WHAT NEEDS TO BE DONE
Look through the material below. Copy every line with the string "awake" in it.

___ DATASET RECORDS ___

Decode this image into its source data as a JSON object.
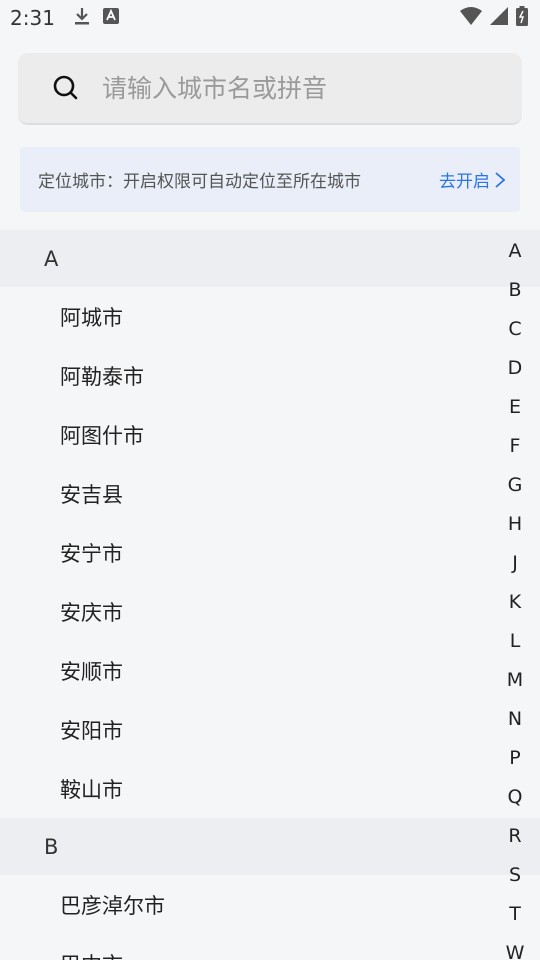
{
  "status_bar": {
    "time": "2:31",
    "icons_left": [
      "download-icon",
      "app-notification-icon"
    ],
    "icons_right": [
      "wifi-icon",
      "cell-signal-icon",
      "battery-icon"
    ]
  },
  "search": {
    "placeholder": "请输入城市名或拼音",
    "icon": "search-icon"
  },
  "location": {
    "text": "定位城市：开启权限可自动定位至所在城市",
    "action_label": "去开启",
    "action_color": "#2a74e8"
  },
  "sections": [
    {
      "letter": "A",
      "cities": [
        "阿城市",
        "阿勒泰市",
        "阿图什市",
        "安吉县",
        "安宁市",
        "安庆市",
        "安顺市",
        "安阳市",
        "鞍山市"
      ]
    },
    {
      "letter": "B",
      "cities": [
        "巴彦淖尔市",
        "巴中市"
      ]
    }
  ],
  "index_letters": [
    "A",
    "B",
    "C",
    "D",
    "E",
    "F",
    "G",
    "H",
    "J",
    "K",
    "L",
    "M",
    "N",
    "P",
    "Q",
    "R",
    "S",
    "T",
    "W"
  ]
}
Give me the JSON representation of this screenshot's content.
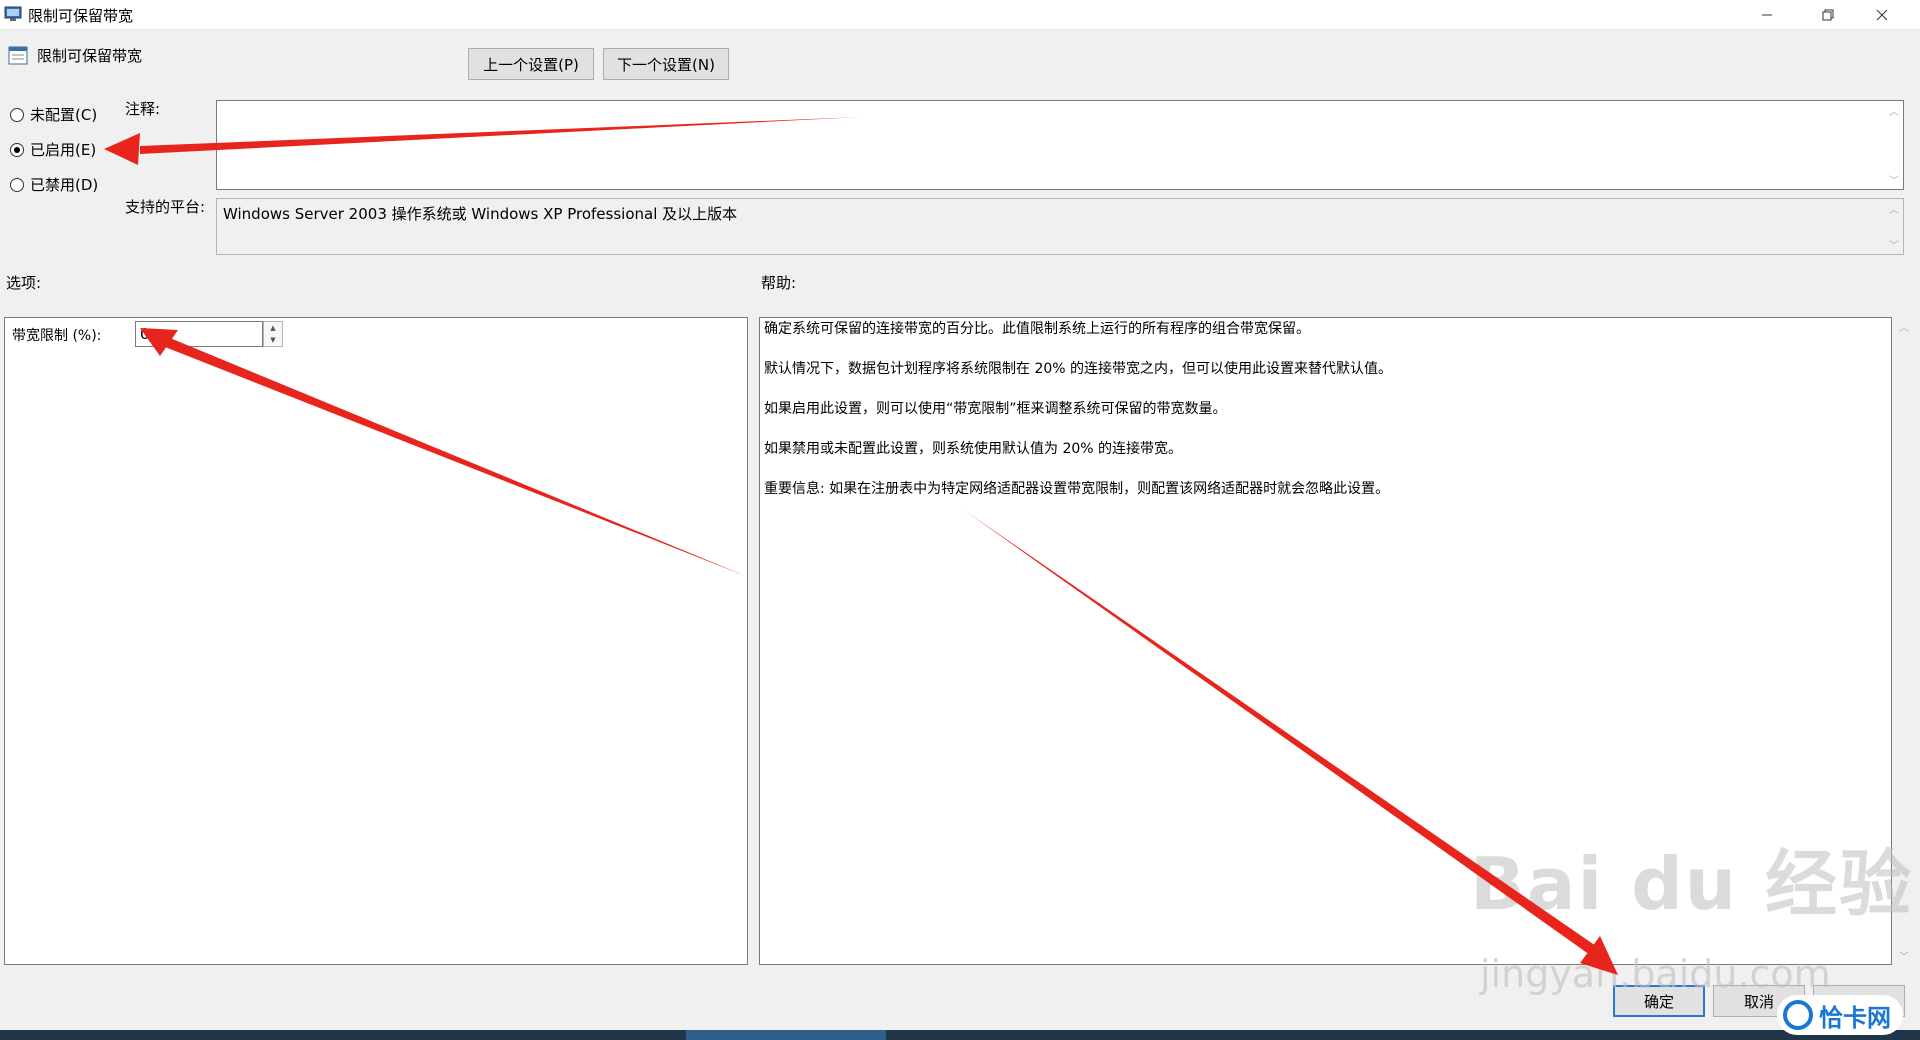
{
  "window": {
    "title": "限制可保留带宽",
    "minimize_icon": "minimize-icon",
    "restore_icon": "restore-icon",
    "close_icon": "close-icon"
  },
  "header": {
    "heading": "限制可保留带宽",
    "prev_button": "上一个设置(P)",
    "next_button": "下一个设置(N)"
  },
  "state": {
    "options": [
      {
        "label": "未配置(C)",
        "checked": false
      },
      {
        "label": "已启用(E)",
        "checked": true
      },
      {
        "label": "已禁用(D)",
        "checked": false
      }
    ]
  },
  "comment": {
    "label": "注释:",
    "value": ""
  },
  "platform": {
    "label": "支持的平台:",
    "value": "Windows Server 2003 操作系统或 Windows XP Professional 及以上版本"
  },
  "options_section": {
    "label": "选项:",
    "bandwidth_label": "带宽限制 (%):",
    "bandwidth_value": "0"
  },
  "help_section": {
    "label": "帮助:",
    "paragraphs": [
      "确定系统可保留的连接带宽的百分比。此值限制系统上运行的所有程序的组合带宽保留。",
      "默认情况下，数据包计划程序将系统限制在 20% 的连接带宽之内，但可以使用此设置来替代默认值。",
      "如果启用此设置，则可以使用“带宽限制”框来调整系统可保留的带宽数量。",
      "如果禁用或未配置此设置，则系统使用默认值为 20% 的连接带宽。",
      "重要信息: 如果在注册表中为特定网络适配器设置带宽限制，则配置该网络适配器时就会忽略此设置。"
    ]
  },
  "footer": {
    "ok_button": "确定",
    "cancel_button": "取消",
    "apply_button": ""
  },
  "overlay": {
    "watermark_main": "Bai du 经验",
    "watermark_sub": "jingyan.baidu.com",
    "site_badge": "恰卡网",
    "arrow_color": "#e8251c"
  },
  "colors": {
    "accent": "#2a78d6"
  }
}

___
___ DATASET RECORDS ___

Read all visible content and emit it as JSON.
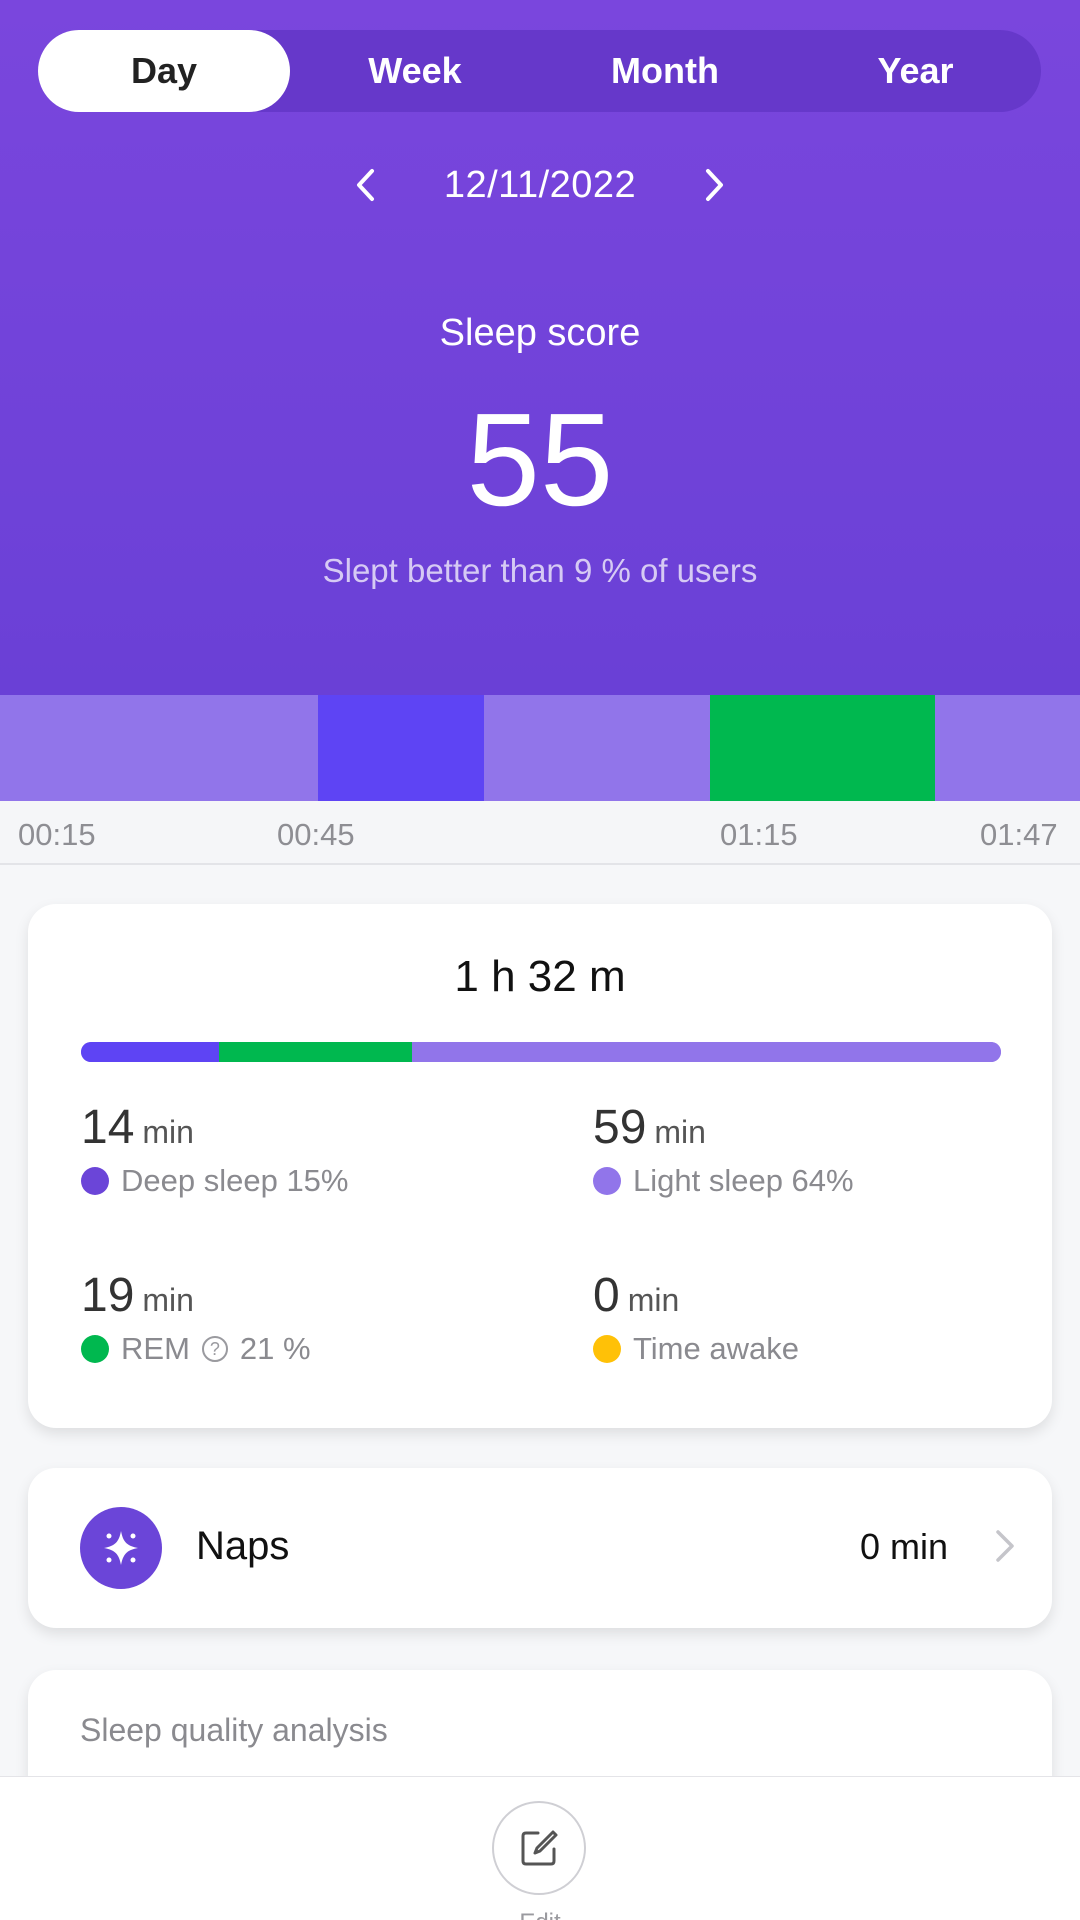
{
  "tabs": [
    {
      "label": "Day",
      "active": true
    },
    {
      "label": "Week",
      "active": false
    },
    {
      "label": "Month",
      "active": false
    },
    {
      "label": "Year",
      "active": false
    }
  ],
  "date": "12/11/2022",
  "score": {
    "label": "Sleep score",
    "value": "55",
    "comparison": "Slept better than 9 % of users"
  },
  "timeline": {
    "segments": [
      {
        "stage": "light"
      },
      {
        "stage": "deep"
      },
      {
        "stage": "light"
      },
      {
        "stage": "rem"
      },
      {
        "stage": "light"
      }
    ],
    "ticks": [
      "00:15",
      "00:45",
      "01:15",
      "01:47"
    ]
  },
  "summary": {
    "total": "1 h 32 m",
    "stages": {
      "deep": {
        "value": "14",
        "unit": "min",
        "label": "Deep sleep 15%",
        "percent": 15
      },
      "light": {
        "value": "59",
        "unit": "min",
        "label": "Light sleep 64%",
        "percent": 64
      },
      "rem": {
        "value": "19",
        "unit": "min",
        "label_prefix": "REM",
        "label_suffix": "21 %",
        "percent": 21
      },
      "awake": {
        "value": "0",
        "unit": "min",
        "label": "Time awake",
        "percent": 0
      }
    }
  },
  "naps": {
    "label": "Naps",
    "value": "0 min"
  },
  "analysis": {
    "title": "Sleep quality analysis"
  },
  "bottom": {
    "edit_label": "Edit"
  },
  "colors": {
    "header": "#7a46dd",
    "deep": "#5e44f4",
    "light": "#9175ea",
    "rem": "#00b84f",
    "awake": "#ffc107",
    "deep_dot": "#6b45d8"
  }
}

___

COMPLETE RESPONSE
      "awake": {
        "label": "Time awake",
    "awake": "#ffc107",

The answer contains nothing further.